Work instructions
Pull every line containing "suit" out of the material below.
»»
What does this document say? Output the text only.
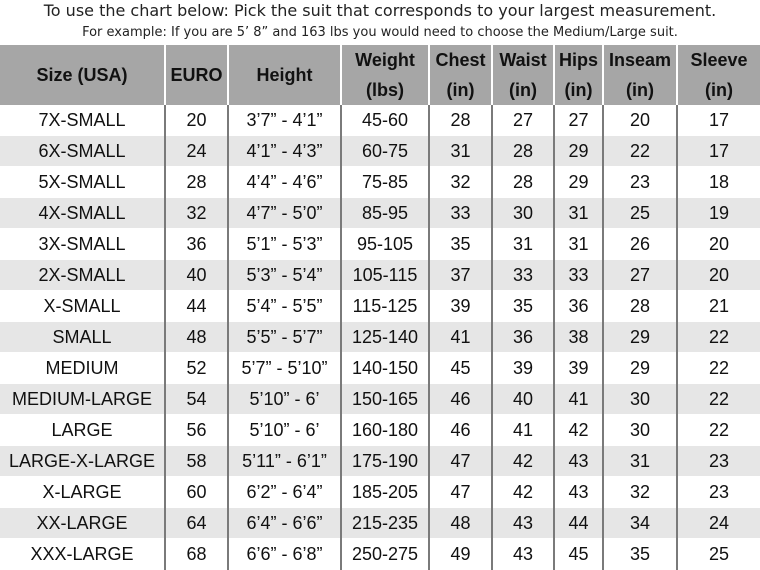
To use the chart below: Pick the suit that corresponds to your largest measurement.
For example: If you are 5’ 8” and 163 lbs you would need to choose the Medium/Large suit.
Size (USA)	EURO	Height	Weight	Chest	Waist	Hips	Inseam	Sleeve
			(lbs)	(in)	(in)	(in)	(in)	(in)
7X-SMALL	20	3’7” - 4’1”	45-60	28	27	27	20	17
6X-SMALL	24	4’1” - 4’3”	60-75	31	28	29	22	17
5X-SMALL	28	4’4” - 4’6”	75-85	32	28	29	23	18
4X-SMALL	32	4’7” - 5’0”	85-95	33	30	31	25	19
3X-SMALL	36	5’1” - 5’3”	95-105	35	31	31	26	20
2X-SMALL	40	5’3” - 5’4”	105-115	37	33	33	27	20
X-SMALL	44	5’4” - 5’5”	115-125	39	35	36	28	21
SMALL	48	5’5” - 5’7”	125-140	41	36	38	29	22
MEDIUM	52	5’7” - 5’10”	140-150	45	39	39	29	22
MEDIUM-LARGE	54	5’10” - 6’	150-165	46	40	41	30	22
LARGE	56	5’10” - 6’	160-180	46	41	42	30	22
LARGE-X-LARGE	58	5’11” - 6’1”	175-190	47	42	43	31	23
X-LARGE	60	6’2” - 6’4”	185-205	47	42	43	32	23
XX-LARGE	64	6’4” - 6’6”	215-235	48	43	44	34	24
XXX-LARGE	68	6’6” - 6’8”	250-275	49	43	45	35	25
««
Full solution
To use the chart below: Pick the suit that corresponds to your largest measurement.
For example: If you are 5’ 8” and 163 lbs you would need to choose the Medium/Large suit.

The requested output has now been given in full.